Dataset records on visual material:
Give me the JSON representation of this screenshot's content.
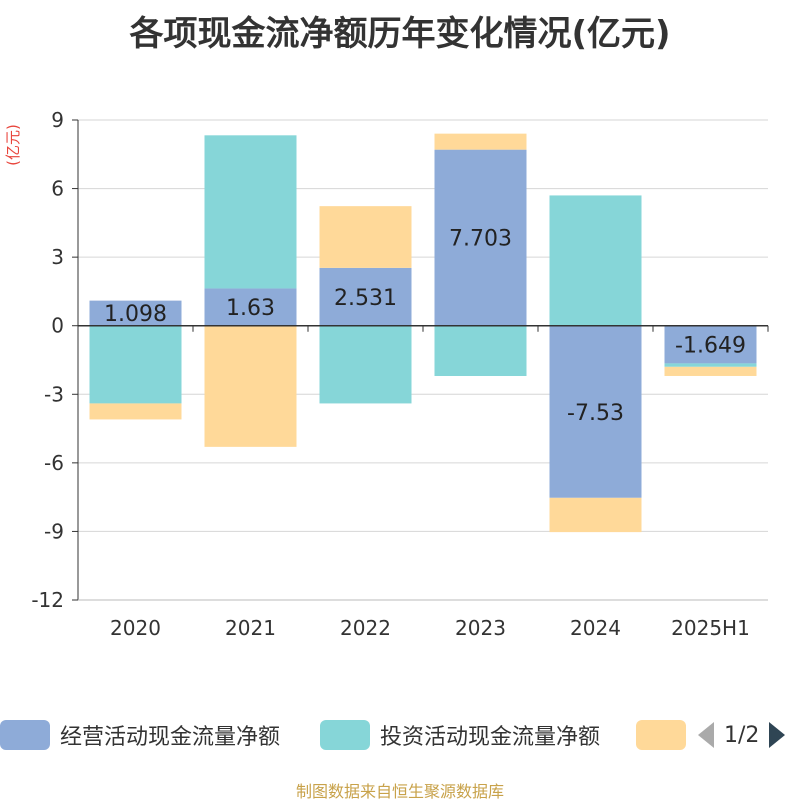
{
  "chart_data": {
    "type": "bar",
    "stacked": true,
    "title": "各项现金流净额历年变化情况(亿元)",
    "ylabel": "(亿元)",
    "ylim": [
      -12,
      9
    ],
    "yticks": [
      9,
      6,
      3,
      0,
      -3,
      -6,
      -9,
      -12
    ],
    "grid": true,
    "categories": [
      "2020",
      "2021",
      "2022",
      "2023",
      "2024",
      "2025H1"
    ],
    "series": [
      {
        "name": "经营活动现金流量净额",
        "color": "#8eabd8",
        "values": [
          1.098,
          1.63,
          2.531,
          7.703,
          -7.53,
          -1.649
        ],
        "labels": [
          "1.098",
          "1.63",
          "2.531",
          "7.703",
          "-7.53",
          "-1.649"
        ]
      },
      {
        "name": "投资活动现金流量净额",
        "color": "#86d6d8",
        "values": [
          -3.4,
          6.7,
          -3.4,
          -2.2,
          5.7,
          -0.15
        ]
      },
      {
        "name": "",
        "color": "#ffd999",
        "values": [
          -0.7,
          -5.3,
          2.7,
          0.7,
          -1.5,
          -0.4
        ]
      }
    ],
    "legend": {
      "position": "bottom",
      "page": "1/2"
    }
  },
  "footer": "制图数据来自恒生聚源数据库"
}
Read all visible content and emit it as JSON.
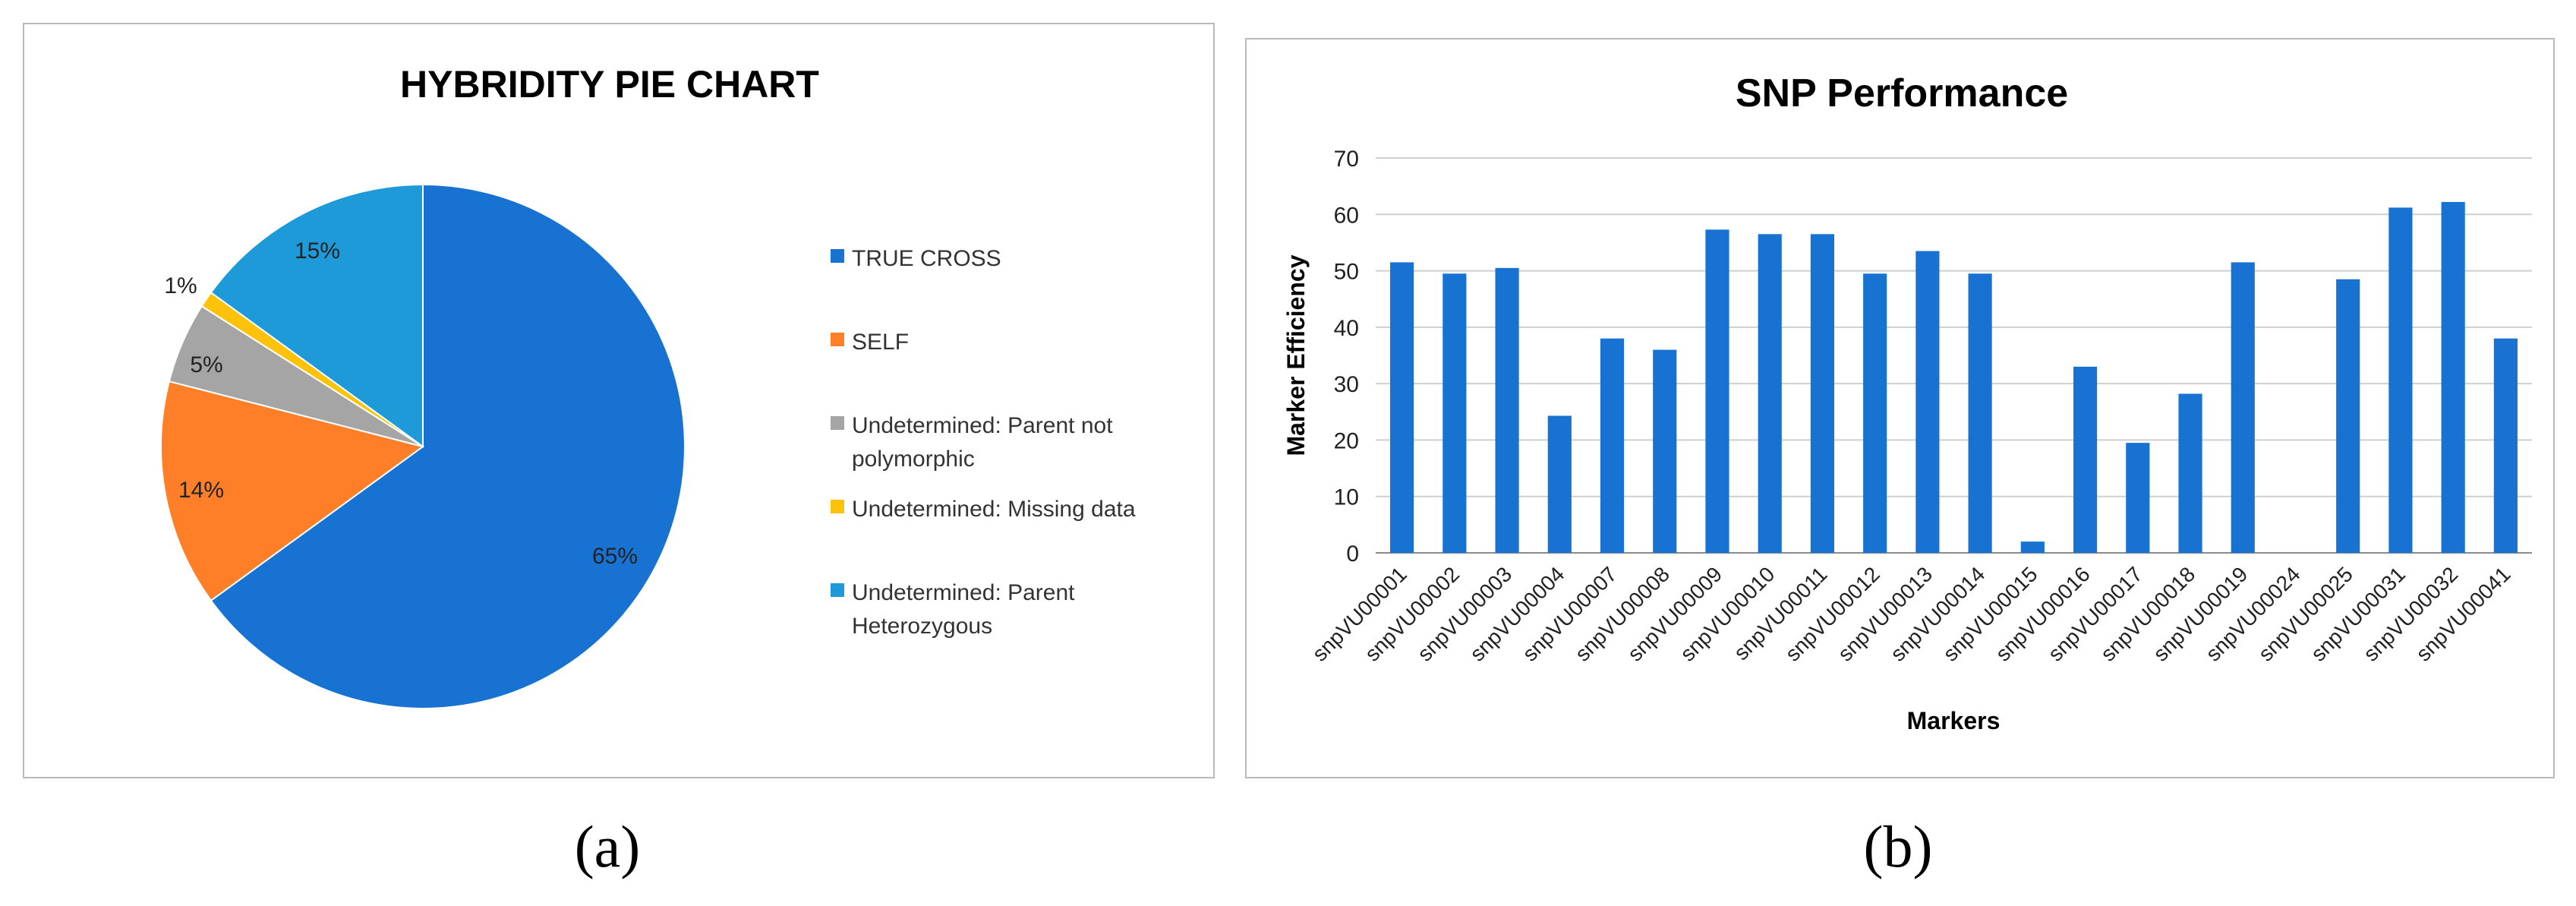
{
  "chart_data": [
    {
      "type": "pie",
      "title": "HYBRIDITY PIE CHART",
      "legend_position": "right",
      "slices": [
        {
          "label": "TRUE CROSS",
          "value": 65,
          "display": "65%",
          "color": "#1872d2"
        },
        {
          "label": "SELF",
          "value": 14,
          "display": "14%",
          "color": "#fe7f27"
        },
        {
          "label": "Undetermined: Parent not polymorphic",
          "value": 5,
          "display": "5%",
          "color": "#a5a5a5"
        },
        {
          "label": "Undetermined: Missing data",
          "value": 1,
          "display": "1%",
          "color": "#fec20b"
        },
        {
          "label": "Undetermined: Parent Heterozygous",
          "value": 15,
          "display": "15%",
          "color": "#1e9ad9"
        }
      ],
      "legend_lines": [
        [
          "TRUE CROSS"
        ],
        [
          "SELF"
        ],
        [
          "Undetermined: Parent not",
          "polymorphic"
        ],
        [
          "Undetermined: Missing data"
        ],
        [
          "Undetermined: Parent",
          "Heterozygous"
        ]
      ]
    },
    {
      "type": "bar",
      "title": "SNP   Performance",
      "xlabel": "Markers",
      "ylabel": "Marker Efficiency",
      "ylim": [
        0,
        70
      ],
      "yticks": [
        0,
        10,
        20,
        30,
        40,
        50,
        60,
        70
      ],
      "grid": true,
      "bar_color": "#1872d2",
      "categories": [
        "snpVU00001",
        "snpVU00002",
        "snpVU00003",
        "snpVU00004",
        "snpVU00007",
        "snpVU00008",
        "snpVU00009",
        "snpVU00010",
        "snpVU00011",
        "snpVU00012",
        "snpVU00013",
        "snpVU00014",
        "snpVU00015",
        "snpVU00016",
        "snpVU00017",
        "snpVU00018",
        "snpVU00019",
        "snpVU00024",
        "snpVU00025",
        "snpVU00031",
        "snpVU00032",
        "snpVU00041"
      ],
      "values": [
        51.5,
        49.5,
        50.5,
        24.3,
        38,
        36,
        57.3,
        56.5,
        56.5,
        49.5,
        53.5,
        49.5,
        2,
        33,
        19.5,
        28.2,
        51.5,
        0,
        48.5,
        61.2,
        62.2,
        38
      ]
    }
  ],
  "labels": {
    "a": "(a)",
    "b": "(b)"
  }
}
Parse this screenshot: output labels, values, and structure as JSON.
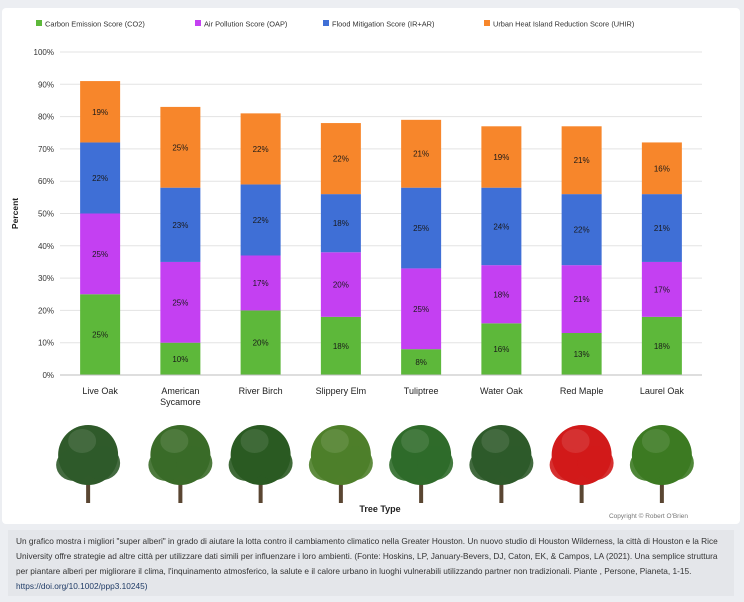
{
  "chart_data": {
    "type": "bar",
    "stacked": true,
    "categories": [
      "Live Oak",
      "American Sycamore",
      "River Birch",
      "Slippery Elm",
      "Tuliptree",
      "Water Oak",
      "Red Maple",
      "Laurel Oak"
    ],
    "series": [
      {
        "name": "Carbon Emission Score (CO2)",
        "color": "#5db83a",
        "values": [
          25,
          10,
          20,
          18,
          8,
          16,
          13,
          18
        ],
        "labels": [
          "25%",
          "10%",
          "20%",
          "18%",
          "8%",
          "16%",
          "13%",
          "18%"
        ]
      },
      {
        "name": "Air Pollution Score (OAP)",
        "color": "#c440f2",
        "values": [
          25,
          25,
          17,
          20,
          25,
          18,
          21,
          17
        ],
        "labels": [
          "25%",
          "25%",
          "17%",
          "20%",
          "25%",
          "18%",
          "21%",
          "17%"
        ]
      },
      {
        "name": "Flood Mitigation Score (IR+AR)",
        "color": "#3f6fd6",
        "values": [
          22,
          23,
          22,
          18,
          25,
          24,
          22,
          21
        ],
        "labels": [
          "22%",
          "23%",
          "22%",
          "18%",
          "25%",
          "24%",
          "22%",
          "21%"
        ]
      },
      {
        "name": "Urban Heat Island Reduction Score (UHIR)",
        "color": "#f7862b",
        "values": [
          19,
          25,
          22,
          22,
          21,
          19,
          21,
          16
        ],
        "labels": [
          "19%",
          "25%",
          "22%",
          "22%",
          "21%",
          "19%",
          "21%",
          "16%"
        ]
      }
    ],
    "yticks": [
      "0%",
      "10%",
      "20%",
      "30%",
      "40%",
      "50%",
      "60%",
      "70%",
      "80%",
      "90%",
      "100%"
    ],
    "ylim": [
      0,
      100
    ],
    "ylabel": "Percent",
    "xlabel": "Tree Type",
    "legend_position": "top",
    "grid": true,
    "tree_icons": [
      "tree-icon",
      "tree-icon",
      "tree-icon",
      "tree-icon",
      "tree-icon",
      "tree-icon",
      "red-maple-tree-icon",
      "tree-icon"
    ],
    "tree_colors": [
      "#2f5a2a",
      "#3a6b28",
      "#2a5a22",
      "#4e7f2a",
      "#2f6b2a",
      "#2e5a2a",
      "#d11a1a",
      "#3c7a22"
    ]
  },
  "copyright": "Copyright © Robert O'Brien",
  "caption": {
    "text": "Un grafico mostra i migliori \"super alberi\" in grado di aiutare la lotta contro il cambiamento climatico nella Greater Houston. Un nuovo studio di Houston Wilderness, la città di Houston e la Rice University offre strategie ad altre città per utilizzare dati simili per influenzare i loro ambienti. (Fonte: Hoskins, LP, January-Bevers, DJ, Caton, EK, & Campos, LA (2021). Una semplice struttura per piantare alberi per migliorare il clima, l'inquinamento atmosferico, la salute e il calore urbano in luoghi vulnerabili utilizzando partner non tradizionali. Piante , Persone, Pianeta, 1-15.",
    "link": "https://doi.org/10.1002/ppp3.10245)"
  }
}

Task requirements: Restate the data above word for word. Skip every picture.

Exercise answer:
Give me the JSON representation of this screenshot's content.
{
  "chart_data": {
    "type": "bar",
    "stacked": true,
    "title": "各项现金流净额历年变化情况(亿元)",
    "ylabel": "(亿元)",
    "ylim": [
      -12,
      9
    ],
    "yticks": [
      9,
      6,
      3,
      0,
      -3,
      -6,
      -9,
      -12
    ],
    "grid": true,
    "categories": [
      "2020",
      "2021",
      "2022",
      "2023",
      "2024",
      "2025H1"
    ],
    "series": [
      {
        "name": "经营活动现金流量净额",
        "color": "#8eabd8",
        "values": [
          1.098,
          1.63,
          2.531,
          7.703,
          -7.53,
          -1.649
        ],
        "labels": [
          "1.098",
          "1.63",
          "2.531",
          "7.703",
          "-7.53",
          "-1.649"
        ]
      },
      {
        "name": "投资活动现金流量净额",
        "color": "#86d6d8",
        "values": [
          -3.4,
          6.7,
          -3.4,
          -2.2,
          5.7,
          -0.15
        ]
      },
      {
        "name": "",
        "color": "#ffd999",
        "values": [
          -0.7,
          -5.3,
          2.7,
          0.7,
          -1.5,
          -0.4
        ]
      }
    ],
    "legend": {
      "position": "bottom",
      "page": "1/2"
    }
  },
  "footer": "制图数据来自恒生聚源数据库"
}
Read all visible content and emit it as JSON.
{
  "chart_data": [
    {
      "type": "pie",
      "title": "HYBRIDITY PIE CHART",
      "legend_position": "right",
      "slices": [
        {
          "label": "TRUE CROSS",
          "value": 65,
          "display": "65%",
          "color": "#1872d2"
        },
        {
          "label": "SELF",
          "value": 14,
          "display": "14%",
          "color": "#fe7f27"
        },
        {
          "label": "Undetermined: Parent not polymorphic",
          "value": 5,
          "display": "5%",
          "color": "#a5a5a5"
        },
        {
          "label": "Undetermined: Missing data",
          "value": 1,
          "display": "1%",
          "color": "#fec20b"
        },
        {
          "label": "Undetermined: Parent Heterozygous",
          "value": 15,
          "display": "15%",
          "color": "#1e9ad9"
        }
      ],
      "legend_lines": [
        [
          "TRUE CROSS"
        ],
        [
          "SELF"
        ],
        [
          "Undetermined: Parent not",
          "polymorphic"
        ],
        [
          "Undetermined: Missing data"
        ],
        [
          "Undetermined: Parent",
          "Heterozygous"
        ]
      ]
    },
    {
      "type": "bar",
      "title": "SNP   Performance",
      "xlabel": "Markers",
      "ylabel": "Marker Efficiency",
      "ylim": [
        0,
        70
      ],
      "yticks": [
        0,
        10,
        20,
        30,
        40,
        50,
        60,
        70
      ],
      "grid": true,
      "bar_color": "#1872d2",
      "categories": [
        "snpVU00001",
        "snpVU00002",
        "snpVU00003",
        "snpVU00004",
        "snpVU00007",
        "snpVU00008",
        "snpVU00009",
        "snpVU00010",
        "snpVU00011",
        "snpVU00012",
        "snpVU00013",
        "snpVU00014",
        "snpVU00015",
        "snpVU00016",
        "snpVU00017",
        "snpVU00018",
        "snpVU00019",
        "snpVU00024",
        "snpVU00025",
        "snpVU00031",
        "snpVU00032",
        "snpVU00041"
      ],
      "values": [
        51.5,
        49.5,
        50.5,
        24.3,
        38,
        36,
        57.3,
        56.5,
        56.5,
        49.5,
        53.5,
        49.5,
        2,
        33,
        19.5,
        28.2,
        51.5,
        0,
        48.5,
        61.2,
        62.2,
        38
      ]
    }
  ],
  "labels": {
    "a": "(a)",
    "b": "(b)"
  }
}
Parse this screenshot: output labels, values, and structure as JSON.
{
  "chart_data": {
    "type": "bar",
    "stacked": true,
    "categories": [
      "Live Oak",
      "American Sycamore",
      "River Birch",
      "Slippery Elm",
      "Tuliptree",
      "Water Oak",
      "Red Maple",
      "Laurel Oak"
    ],
    "series": [
      {
        "name": "Carbon Emission Score (CO2)",
        "color": "#5db83a",
        "values": [
          25,
          10,
          20,
          18,
          8,
          16,
          13,
          18
        ],
        "labels": [
          "25%",
          "10%",
          "20%",
          "18%",
          "8%",
          "16%",
          "13%",
          "18%"
        ]
      },
      {
        "name": "Air Pollution Score (OAP)",
        "color": "#c440f2",
        "values": [
          25,
          25,
          17,
          20,
          25,
          18,
          21,
          17
        ],
        "labels": [
          "25%",
          "25%",
          "17%",
          "20%",
          "25%",
          "18%",
          "21%",
          "17%"
        ]
      },
      {
        "name": "Flood Mitigation Score (IR+AR)",
        "color": "#3f6fd6",
        "values": [
          22,
          23,
          22,
          18,
          25,
          24,
          22,
          21
        ],
        "labels": [
          "22%",
          "23%",
          "22%",
          "18%",
          "25%",
          "24%",
          "22%",
          "21%"
        ]
      },
      {
        "name": "Urban Heat Island Reduction Score (UHIR)",
        "color": "#f7862b",
        "values": [
          19,
          25,
          22,
          22,
          21,
          19,
          21,
          16
        ],
        "labels": [
          "19%",
          "25%",
          "22%",
          "22%",
          "21%",
          "19%",
          "21%",
          "16%"
        ]
      }
    ],
    "yticks": [
      "0%",
      "10%",
      "20%",
      "30%",
      "40%",
      "50%",
      "60%",
      "70%",
      "80%",
      "90%",
      "100%"
    ],
    "ylim": [
      0,
      100
    ],
    "ylabel": "Percent",
    "xlabel": "Tree Type",
    "legend_position": "top",
    "grid": true,
    "tree_icons": [
      "tree-icon",
      "tree-icon",
      "tree-icon",
      "tree-icon",
      "tree-icon",
      "tree-icon",
      "red-maple-tree-icon",
      "tree-icon"
    ],
    "tree_colors": [
      "#2f5a2a",
      "#3a6b28",
      "#2a5a22",
      "#4e7f2a",
      "#2f6b2a",
      "#2e5a2a",
      "#d11a1a",
      "#3c7a22"
    ]
  },
  "copyright": "Copyright © Robert O'Brien",
  "caption": {
    "text": "Un grafico mostra i migliori \"super alberi\" in grado di aiutare la lotta contro il cambiamento climatico nella Greater Houston. Un nuovo studio di Houston Wilderness, la città di Houston e la Rice University offre strategie ad altre città per utilizzare dati simili per influenzare i loro ambienti. (Fonte: Hoskins, LP, January-Bevers, DJ, Caton, EK, & Campos, LA (2021). Una semplice struttura per piantare alberi per migliorare il clima, l'inquinamento atmosferico, la salute e il calore urbano in luoghi vulnerabili utilizzando partner non tradizionali. Piante , Persone, Pianeta, 1-15.",
    "link": "https://doi.org/10.1002/ppp3.10245)"
  }
}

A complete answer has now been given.